##### Supplied entries

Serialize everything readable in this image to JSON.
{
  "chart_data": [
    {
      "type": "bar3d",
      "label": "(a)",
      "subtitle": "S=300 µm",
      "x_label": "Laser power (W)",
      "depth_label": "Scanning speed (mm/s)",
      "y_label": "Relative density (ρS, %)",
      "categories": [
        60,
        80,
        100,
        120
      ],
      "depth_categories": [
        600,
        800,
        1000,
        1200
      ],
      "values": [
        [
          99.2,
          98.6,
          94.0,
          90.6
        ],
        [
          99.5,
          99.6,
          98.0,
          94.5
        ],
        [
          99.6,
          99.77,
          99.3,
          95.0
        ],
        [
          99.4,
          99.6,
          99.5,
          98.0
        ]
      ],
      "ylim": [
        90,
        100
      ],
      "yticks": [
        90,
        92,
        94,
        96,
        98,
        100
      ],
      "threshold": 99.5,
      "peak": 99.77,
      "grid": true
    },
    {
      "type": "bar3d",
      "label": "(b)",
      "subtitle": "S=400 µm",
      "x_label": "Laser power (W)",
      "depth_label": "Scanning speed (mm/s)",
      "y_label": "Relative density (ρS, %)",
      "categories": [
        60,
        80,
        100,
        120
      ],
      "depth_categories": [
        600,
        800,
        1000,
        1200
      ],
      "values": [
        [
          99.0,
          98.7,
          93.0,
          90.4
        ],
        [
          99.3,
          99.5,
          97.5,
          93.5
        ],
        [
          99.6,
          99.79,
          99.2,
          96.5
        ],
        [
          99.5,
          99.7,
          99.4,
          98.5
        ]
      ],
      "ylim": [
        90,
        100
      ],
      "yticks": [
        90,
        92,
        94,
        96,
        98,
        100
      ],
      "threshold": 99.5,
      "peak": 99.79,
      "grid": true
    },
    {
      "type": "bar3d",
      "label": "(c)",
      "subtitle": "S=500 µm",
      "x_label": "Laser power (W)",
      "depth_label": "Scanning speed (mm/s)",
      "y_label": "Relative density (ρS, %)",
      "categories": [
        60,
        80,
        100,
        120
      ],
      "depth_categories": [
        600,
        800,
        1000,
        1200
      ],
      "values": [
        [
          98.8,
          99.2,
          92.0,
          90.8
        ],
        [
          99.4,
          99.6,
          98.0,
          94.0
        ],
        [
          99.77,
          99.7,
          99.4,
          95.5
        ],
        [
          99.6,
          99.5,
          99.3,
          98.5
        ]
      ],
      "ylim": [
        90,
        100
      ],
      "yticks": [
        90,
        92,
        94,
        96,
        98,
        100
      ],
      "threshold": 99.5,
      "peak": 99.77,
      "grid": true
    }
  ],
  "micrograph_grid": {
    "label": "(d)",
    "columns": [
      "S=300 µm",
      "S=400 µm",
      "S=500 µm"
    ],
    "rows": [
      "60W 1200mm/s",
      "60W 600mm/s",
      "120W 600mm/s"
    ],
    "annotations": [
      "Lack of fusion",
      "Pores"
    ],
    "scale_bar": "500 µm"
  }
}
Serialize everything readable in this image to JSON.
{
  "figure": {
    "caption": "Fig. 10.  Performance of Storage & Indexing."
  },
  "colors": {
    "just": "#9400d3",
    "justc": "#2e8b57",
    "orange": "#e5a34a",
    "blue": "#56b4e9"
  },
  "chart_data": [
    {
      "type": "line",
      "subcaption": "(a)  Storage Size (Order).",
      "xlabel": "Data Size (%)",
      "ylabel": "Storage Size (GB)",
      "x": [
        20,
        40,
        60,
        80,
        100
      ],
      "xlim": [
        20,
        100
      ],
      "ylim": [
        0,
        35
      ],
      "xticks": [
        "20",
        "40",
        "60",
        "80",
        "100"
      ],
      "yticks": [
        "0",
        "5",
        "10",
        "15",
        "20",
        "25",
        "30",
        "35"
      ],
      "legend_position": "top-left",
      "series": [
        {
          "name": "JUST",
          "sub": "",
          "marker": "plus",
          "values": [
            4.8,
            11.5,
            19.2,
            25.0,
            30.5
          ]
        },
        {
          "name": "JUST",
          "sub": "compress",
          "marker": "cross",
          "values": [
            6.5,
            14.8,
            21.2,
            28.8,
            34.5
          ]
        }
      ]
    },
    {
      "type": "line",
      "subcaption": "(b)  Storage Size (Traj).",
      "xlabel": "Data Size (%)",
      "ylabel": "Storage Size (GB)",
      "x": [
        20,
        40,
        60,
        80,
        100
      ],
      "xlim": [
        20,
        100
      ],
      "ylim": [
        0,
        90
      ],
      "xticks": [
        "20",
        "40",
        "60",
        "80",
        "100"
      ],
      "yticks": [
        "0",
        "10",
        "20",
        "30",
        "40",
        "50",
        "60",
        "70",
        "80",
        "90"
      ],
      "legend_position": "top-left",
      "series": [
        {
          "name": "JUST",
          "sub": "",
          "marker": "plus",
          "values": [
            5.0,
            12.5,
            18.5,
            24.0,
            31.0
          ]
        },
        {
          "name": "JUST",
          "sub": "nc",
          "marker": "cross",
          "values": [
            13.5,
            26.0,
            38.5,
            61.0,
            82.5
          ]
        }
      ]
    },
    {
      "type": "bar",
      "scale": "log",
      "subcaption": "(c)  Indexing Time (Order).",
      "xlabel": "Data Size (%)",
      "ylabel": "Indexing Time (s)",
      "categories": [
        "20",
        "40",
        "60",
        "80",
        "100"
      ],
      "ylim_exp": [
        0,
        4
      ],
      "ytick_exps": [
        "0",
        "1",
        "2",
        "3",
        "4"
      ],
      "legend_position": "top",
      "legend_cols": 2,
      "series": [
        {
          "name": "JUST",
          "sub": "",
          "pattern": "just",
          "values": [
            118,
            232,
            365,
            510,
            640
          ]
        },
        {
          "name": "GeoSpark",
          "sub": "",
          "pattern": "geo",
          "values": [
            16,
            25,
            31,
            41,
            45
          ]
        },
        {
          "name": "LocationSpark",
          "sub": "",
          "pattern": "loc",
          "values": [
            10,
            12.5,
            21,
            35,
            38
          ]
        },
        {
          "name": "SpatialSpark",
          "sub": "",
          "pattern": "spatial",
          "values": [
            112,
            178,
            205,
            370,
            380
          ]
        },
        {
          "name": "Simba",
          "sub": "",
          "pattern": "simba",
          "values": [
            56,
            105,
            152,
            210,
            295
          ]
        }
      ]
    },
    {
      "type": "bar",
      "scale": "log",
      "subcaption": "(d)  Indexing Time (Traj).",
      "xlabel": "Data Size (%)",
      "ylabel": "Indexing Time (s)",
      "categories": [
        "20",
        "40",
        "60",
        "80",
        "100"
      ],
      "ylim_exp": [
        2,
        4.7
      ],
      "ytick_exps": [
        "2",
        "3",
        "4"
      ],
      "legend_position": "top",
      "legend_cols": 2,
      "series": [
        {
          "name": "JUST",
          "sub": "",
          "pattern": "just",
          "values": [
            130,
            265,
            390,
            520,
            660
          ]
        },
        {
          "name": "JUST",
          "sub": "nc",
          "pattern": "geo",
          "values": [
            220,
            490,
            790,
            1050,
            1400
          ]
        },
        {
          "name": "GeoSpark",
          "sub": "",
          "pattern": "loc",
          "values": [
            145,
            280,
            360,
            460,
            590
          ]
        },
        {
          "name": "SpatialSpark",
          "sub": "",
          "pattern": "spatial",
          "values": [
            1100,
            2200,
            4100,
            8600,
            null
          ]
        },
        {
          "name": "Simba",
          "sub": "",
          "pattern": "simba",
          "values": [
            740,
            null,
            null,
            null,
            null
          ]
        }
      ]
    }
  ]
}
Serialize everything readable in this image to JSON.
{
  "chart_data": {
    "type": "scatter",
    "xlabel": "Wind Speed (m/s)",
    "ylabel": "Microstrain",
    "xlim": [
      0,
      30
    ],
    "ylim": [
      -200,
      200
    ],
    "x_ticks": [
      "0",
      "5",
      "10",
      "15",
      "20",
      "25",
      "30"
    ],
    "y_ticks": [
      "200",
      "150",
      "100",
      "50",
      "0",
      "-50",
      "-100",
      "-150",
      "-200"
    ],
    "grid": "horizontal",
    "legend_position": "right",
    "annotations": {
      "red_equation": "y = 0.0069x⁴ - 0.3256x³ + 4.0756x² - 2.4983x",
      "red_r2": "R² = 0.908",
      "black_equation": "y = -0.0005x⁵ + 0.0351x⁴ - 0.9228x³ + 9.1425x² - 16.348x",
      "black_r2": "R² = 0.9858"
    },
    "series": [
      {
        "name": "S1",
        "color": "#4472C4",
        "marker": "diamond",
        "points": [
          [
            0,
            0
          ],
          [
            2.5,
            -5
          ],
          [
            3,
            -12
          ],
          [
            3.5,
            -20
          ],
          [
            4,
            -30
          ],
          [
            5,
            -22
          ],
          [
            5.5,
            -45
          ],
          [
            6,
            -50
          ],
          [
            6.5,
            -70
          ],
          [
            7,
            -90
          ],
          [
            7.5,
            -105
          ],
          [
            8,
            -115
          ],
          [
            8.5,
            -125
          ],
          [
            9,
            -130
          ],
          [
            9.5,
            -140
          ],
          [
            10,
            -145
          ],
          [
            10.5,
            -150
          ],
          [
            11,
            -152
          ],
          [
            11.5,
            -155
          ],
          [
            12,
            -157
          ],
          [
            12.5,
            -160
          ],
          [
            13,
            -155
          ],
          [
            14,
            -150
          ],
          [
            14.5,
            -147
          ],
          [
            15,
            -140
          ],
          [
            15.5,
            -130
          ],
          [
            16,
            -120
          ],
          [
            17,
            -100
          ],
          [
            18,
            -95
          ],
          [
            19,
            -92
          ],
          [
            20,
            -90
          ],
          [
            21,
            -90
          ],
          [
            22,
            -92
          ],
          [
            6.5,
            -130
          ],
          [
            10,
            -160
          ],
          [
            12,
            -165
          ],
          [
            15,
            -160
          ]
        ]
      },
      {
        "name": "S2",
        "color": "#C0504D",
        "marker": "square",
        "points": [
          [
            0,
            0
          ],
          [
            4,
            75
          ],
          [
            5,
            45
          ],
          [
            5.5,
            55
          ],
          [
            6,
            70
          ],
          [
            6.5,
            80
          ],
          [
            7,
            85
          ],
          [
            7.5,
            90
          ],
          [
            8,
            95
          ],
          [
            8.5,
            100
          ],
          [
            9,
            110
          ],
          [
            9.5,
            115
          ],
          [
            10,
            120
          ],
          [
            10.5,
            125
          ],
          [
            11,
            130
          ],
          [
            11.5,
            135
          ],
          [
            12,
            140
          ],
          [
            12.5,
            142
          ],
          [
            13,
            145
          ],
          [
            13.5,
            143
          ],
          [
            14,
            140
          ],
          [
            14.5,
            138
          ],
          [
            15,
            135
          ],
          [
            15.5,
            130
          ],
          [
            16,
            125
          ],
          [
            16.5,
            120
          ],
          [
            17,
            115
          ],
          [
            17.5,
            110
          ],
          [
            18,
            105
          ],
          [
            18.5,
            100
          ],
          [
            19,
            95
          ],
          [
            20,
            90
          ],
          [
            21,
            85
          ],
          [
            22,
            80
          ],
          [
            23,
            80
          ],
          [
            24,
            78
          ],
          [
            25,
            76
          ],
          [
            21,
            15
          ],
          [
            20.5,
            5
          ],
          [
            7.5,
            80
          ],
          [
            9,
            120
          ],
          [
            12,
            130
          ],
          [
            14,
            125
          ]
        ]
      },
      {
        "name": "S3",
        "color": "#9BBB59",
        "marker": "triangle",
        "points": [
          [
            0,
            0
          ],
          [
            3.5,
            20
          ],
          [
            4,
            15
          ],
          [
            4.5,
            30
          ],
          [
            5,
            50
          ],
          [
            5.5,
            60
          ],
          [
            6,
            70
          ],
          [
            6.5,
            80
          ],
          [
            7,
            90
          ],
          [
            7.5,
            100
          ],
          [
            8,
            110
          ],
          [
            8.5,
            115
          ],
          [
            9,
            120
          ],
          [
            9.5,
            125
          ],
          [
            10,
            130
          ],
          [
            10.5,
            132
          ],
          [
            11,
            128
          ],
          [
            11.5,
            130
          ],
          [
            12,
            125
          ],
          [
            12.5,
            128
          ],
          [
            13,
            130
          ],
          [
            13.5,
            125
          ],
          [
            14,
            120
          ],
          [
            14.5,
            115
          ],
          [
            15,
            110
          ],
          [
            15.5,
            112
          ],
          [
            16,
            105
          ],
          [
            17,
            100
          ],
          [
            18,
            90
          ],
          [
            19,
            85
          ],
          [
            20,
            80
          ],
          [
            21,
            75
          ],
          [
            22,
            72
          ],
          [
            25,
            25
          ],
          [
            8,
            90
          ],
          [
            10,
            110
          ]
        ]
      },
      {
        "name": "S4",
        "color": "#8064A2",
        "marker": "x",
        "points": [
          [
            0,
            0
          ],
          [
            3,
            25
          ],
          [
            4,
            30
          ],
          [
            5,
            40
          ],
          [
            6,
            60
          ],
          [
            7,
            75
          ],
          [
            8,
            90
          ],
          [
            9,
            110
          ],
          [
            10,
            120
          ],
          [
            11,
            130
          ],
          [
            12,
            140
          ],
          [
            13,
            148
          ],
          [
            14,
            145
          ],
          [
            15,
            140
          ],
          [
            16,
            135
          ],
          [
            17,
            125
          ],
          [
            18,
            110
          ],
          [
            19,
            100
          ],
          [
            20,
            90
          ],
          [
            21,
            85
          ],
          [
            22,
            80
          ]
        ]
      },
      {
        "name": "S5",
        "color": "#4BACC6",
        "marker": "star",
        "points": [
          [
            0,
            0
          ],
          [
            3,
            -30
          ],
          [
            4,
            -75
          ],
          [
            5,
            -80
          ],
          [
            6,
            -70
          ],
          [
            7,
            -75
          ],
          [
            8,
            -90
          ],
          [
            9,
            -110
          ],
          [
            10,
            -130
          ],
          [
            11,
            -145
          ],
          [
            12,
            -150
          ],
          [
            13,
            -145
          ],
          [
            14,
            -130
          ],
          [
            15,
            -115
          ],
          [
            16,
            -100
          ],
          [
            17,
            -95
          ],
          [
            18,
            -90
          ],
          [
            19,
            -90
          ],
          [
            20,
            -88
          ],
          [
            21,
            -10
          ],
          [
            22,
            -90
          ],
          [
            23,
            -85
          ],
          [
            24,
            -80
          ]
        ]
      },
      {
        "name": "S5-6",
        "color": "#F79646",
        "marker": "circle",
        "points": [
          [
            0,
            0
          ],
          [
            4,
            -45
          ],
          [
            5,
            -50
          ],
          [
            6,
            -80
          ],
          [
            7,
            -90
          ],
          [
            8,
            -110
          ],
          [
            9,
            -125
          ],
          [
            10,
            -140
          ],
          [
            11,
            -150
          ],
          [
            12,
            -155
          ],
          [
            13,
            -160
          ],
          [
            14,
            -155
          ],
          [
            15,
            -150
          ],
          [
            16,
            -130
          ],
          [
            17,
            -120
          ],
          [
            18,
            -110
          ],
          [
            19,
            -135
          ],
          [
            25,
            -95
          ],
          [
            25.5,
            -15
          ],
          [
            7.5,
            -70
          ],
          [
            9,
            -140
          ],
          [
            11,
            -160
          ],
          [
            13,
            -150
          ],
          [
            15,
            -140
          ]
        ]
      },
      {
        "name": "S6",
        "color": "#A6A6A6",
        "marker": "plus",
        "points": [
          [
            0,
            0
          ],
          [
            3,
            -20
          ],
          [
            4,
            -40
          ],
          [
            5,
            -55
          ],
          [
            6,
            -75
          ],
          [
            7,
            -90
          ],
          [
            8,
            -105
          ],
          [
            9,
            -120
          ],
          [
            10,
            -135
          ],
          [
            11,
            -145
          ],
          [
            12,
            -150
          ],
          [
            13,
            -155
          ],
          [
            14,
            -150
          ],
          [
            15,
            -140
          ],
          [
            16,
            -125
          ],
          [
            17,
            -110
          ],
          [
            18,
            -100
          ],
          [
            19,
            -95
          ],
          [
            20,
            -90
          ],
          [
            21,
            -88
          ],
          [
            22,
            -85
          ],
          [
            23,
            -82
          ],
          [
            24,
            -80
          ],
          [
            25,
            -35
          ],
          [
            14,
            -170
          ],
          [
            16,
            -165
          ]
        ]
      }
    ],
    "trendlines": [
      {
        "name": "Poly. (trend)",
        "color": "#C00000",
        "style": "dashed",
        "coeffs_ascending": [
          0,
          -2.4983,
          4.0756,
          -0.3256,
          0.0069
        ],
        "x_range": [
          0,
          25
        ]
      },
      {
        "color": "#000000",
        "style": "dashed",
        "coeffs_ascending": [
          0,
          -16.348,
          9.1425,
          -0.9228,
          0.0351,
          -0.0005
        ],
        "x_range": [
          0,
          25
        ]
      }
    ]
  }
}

##########

- [Given request]
Scan the material above for the string "subtitle" and report each line where you find it.

- [Written solution]
      "subtitle": "S=300 µm",
      "subtitle": "S=400 µm",
      "subtitle": "S=500 µm",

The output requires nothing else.